THE PROBLEM: Reproduce every line of the entries below verbatim, leaving out the pictures.

DATASET ROWS:
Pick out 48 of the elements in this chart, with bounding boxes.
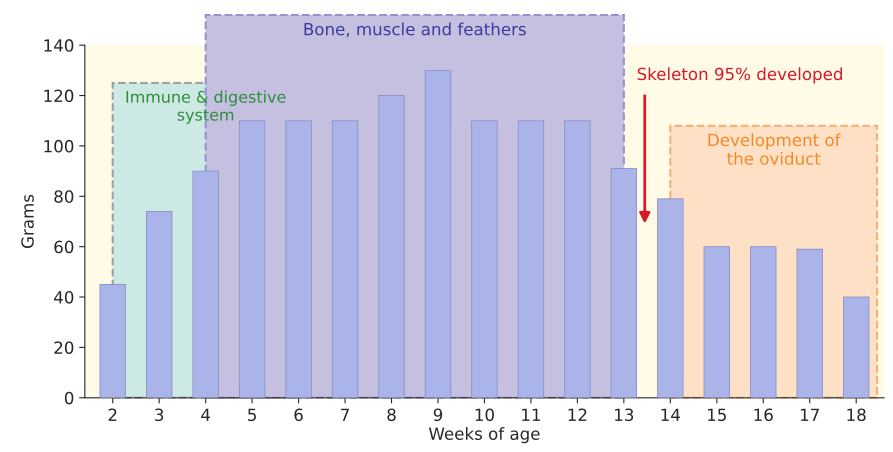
band-label: Development of the oviduct xyxy=(708,133,841,165)
y-tick-label: 0 xyxy=(64,392,74,404)
x-tick-label: 17 xyxy=(800,408,819,421)
x-tick-label: 5 xyxy=(248,408,256,422)
x-tick-label: 10 xyxy=(476,408,494,422)
x-tick-label: 16 xyxy=(754,408,773,422)
bar xyxy=(424,70,452,398)
x-tick-label: 4 xyxy=(201,408,210,421)
x-tick-label: 9 xyxy=(434,408,442,422)
bar xyxy=(704,246,730,398)
y-tick-label: 140 xyxy=(44,39,74,52)
bar xyxy=(518,120,544,398)
x-tick-label: 3 xyxy=(155,408,164,422)
bar xyxy=(842,296,870,398)
x-tick-label: 13 xyxy=(615,408,634,422)
x-tick-label: 15 xyxy=(708,408,726,422)
y-tick-label: 120 xyxy=(44,90,74,102)
bar xyxy=(285,120,312,398)
bar xyxy=(192,170,219,398)
bar xyxy=(564,120,591,398)
bar xyxy=(378,95,405,398)
bar xyxy=(332,120,358,398)
x-tick-label: 8 xyxy=(387,408,396,422)
x-tick-label: 7 xyxy=(341,408,349,421)
x-axis-title: Weeks of age xyxy=(428,427,540,444)
annotation: Skeleton 95% developed xyxy=(638,67,842,84)
bar xyxy=(750,246,776,398)
bar xyxy=(100,284,126,398)
y-tick-label: 60 xyxy=(54,240,74,254)
bar xyxy=(796,248,823,398)
x-tick-label: 6 xyxy=(294,408,303,422)
y-tick-label: 80 xyxy=(54,190,74,203)
x-tick-label: 14 xyxy=(662,408,680,421)
y-tick-label: 100 xyxy=(44,140,74,152)
bar xyxy=(471,120,498,398)
bar xyxy=(146,210,172,398)
bar xyxy=(238,120,266,398)
x-tick-label: 18 xyxy=(847,408,866,422)
y-tick-label: 20 xyxy=(54,341,74,354)
y-tick-label: 40 xyxy=(54,290,74,304)
x-tick-label: 12 xyxy=(568,408,586,421)
band-label: Bone, muscle and feathers xyxy=(304,22,526,38)
bar xyxy=(610,168,638,398)
x-tick-label: 2 xyxy=(108,408,116,421)
band-label: Immune & digestive system xyxy=(126,90,286,124)
y-axis-title: Grams xyxy=(21,194,34,248)
bar xyxy=(657,198,684,398)
x-tick-label: 11 xyxy=(522,408,540,421)
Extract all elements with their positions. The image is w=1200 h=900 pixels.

ANSWER TO THIS TASK:
Pick out 48 of the elements in this chart, with bounding boxes.
band-label: Development of the oviduct xyxy=(708,133,841,165)
y-tick-label: 0 xyxy=(64,392,74,404)
x-tick-label: 17 xyxy=(800,408,819,421)
x-tick-label: 5 xyxy=(248,408,256,422)
x-tick-label: 10 xyxy=(476,408,494,422)
x-tick-label: 16 xyxy=(754,408,773,422)
bar xyxy=(424,70,452,398)
x-tick-label: 4 xyxy=(201,408,210,421)
x-tick-label: 9 xyxy=(434,408,442,422)
bar xyxy=(704,246,730,398)
y-tick-label: 140 xyxy=(44,39,74,52)
bar xyxy=(518,120,544,398)
x-tick-label: 3 xyxy=(155,408,164,422)
bar xyxy=(842,296,870,398)
x-tick-label: 13 xyxy=(615,408,634,422)
x-tick-label: 15 xyxy=(708,408,726,422)
y-tick-label: 120 xyxy=(44,90,74,102)
bar xyxy=(285,120,312,398)
bar xyxy=(192,170,219,398)
bar xyxy=(564,120,591,398)
bar xyxy=(378,95,405,398)
bar xyxy=(332,120,358,398)
x-tick-label: 8 xyxy=(387,408,396,422)
x-tick-label: 7 xyxy=(341,408,349,421)
x-axis-title: Weeks of age xyxy=(428,427,540,444)
annotation: Skeleton 95% developed xyxy=(638,67,842,84)
bar xyxy=(750,246,776,398)
bar xyxy=(100,284,126,398)
y-tick-label: 60 xyxy=(54,240,74,254)
bar xyxy=(796,248,823,398)
x-tick-label: 6 xyxy=(294,408,303,422)
y-tick-label: 80 xyxy=(54,190,74,203)
x-tick-label: 14 xyxy=(662,408,680,421)
y-tick-label: 100 xyxy=(44,140,74,152)
bar xyxy=(471,120,498,398)
bar xyxy=(146,210,172,398)
bar xyxy=(238,120,266,398)
x-tick-label: 18 xyxy=(847,408,866,422)
y-tick-label: 20 xyxy=(54,341,74,354)
y-tick-label: 40 xyxy=(54,290,74,304)
x-tick-label: 12 xyxy=(568,408,586,421)
band-label: Bone, muscle and feathers xyxy=(304,22,526,38)
bar xyxy=(610,168,638,398)
x-tick-label: 2 xyxy=(108,408,116,421)
band-label: Immune & digestive system xyxy=(126,90,286,124)
y-axis-title: Grams xyxy=(21,194,34,248)
bar xyxy=(657,198,684,398)
x-tick-label: 11 xyxy=(522,408,540,421)
Extract all elements with their positions. The image is w=1200 h=900 pixels.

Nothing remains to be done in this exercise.